What the task asks: Work through the data line by line, gathering every line that has the word "xlabel".
──────
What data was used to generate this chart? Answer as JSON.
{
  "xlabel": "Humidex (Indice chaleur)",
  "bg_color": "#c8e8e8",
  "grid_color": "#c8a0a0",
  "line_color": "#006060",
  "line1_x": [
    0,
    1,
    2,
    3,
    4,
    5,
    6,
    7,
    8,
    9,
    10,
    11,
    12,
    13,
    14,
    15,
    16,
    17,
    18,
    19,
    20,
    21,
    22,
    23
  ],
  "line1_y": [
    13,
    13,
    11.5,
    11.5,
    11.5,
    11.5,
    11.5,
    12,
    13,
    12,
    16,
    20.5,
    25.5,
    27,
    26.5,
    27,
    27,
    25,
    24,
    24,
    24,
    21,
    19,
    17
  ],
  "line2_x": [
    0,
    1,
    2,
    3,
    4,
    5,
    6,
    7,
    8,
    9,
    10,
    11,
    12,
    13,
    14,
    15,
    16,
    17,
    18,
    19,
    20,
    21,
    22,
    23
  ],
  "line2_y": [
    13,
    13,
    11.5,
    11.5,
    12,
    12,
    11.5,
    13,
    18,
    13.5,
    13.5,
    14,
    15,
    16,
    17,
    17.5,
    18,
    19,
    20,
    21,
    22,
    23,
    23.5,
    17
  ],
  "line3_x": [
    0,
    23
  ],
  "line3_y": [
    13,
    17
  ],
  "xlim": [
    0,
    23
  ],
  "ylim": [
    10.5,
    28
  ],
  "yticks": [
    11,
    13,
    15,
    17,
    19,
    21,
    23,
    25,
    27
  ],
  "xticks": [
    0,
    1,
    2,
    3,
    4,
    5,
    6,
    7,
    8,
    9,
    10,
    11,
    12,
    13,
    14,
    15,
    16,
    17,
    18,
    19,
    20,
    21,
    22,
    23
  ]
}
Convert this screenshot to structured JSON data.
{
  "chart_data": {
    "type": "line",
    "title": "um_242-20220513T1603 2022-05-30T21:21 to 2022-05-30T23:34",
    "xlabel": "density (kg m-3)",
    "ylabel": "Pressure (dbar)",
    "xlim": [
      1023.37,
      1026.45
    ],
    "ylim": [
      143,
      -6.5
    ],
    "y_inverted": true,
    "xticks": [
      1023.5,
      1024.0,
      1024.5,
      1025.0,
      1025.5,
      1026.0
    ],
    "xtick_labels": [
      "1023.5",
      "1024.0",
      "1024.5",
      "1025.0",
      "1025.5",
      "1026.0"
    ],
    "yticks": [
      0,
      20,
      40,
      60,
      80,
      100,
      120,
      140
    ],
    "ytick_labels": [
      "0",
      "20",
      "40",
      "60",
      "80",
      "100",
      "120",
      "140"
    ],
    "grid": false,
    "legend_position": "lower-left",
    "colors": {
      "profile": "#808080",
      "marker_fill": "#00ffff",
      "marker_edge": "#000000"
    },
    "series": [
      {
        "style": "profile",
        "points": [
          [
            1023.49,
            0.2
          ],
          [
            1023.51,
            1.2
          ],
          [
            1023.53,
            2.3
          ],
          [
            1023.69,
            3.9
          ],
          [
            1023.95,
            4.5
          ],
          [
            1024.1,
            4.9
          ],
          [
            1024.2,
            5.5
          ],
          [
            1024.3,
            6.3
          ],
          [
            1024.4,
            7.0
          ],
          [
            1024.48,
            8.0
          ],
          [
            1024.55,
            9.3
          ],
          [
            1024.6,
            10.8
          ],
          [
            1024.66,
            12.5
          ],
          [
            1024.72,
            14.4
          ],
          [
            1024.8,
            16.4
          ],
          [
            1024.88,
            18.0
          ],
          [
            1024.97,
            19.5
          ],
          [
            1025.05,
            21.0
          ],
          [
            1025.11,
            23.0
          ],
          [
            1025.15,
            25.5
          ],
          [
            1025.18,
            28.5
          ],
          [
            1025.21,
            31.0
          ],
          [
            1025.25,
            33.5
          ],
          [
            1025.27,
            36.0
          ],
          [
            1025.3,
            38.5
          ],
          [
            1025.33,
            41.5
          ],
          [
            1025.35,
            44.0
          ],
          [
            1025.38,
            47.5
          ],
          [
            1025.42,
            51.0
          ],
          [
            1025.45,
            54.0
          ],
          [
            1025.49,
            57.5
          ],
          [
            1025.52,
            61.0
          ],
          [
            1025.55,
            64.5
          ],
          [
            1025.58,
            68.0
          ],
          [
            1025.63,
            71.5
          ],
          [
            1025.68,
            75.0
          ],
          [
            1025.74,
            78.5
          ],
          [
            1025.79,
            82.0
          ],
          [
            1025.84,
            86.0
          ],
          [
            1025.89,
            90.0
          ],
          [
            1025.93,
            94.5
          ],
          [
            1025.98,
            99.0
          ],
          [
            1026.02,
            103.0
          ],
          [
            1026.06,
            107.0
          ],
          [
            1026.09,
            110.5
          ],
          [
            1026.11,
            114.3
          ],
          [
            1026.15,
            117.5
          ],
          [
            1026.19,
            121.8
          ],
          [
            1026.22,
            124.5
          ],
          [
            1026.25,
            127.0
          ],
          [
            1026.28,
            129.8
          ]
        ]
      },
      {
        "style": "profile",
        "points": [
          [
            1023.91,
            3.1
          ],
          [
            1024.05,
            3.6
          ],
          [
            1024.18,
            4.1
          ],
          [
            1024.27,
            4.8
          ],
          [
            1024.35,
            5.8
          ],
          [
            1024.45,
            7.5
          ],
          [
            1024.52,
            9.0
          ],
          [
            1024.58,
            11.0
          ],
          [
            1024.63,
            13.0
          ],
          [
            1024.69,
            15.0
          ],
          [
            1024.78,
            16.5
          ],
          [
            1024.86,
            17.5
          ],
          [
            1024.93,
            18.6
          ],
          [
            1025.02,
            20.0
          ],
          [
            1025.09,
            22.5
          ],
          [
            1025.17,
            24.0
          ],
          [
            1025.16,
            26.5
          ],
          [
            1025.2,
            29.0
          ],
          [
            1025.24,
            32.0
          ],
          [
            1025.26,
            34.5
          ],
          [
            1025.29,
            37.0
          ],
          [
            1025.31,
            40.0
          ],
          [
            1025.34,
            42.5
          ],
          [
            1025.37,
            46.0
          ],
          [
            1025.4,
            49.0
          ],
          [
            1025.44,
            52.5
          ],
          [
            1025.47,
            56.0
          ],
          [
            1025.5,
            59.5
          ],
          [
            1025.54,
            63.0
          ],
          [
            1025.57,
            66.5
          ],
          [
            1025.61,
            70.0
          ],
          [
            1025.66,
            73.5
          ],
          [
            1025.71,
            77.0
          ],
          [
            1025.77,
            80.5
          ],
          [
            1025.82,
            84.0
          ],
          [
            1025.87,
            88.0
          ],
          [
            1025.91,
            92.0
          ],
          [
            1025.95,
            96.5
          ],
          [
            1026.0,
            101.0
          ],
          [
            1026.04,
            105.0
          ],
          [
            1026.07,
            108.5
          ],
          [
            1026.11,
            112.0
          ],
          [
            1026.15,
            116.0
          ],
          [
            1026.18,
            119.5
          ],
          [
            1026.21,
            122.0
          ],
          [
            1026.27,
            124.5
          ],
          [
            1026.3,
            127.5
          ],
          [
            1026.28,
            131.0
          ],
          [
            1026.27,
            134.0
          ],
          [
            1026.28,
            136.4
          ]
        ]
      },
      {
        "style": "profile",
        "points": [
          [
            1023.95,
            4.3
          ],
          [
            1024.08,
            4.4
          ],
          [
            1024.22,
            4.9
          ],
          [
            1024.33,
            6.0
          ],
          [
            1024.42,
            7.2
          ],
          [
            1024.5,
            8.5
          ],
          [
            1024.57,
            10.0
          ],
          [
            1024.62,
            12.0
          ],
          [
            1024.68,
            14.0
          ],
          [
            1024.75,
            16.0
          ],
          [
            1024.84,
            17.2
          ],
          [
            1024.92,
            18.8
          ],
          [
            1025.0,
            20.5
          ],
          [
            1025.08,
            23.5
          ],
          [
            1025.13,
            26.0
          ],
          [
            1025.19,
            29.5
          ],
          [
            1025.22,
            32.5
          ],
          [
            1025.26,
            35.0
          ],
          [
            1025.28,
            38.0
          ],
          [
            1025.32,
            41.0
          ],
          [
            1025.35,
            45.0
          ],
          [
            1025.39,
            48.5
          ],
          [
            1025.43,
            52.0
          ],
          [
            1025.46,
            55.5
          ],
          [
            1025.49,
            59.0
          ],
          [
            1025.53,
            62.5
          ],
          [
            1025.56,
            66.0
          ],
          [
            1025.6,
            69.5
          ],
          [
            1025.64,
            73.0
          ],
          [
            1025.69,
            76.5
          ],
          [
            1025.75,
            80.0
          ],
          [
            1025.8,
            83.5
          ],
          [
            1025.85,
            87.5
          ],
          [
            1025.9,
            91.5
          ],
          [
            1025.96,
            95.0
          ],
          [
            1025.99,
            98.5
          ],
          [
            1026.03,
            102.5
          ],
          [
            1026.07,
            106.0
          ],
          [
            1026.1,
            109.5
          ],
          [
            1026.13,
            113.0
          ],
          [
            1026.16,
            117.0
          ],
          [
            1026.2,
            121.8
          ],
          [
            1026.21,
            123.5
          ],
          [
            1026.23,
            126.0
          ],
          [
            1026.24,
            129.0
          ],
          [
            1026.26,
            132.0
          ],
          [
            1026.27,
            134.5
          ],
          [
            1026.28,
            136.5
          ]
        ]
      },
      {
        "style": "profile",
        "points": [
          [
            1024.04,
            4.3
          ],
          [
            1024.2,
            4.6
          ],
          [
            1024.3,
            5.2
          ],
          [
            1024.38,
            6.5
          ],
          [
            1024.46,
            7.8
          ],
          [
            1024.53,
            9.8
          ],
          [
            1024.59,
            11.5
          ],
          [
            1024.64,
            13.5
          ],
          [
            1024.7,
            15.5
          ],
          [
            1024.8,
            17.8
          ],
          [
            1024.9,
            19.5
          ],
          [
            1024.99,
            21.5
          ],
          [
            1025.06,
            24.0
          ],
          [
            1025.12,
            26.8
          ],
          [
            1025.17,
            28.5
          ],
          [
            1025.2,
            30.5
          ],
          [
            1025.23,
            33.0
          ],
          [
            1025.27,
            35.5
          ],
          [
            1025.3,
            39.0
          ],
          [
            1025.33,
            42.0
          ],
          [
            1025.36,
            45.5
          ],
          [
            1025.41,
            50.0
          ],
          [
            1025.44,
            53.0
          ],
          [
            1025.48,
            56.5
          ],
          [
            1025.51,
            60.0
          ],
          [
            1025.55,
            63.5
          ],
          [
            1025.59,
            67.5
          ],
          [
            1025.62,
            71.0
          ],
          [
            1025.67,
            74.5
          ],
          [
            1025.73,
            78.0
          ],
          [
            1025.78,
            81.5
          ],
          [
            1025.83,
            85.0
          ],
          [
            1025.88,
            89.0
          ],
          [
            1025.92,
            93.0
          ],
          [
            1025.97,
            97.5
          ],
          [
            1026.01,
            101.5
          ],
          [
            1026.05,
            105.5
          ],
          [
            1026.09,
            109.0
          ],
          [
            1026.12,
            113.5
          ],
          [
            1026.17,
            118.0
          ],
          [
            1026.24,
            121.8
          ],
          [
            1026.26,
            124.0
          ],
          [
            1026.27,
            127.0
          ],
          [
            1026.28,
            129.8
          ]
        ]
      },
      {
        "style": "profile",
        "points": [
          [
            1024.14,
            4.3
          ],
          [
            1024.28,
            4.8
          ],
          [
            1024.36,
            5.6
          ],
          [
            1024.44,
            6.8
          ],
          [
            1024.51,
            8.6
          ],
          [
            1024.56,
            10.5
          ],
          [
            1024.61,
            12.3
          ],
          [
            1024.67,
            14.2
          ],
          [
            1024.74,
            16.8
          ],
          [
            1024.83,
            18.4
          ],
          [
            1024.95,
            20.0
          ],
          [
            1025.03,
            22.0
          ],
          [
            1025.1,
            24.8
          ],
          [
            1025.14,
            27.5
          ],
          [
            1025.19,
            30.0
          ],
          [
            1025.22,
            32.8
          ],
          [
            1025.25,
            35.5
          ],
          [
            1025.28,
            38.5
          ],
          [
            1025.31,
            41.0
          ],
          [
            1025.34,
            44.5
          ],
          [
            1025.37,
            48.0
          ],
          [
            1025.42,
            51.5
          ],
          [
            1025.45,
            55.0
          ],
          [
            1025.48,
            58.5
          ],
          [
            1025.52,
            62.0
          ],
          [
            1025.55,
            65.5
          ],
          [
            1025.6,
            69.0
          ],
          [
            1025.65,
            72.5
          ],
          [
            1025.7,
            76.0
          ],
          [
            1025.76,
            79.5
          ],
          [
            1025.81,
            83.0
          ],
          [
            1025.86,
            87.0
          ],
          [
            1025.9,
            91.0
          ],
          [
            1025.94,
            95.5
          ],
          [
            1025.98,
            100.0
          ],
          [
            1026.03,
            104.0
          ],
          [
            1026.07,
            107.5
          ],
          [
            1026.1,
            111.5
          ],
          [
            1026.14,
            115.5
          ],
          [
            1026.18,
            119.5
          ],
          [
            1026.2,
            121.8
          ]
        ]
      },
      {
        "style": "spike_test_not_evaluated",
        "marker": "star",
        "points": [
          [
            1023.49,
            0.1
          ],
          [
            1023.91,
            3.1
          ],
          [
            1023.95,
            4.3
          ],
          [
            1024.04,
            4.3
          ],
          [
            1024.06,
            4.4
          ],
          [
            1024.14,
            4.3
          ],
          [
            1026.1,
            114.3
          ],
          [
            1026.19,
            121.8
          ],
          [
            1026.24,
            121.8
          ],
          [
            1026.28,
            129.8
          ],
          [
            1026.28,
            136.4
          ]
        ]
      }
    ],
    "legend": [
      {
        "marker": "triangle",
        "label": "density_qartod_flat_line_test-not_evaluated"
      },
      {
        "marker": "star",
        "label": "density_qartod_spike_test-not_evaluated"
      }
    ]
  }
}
──────
Correct output:
  "xlabel": "Humidex (Indice chaleur)",
    "xlabel": "density (kg m-3)",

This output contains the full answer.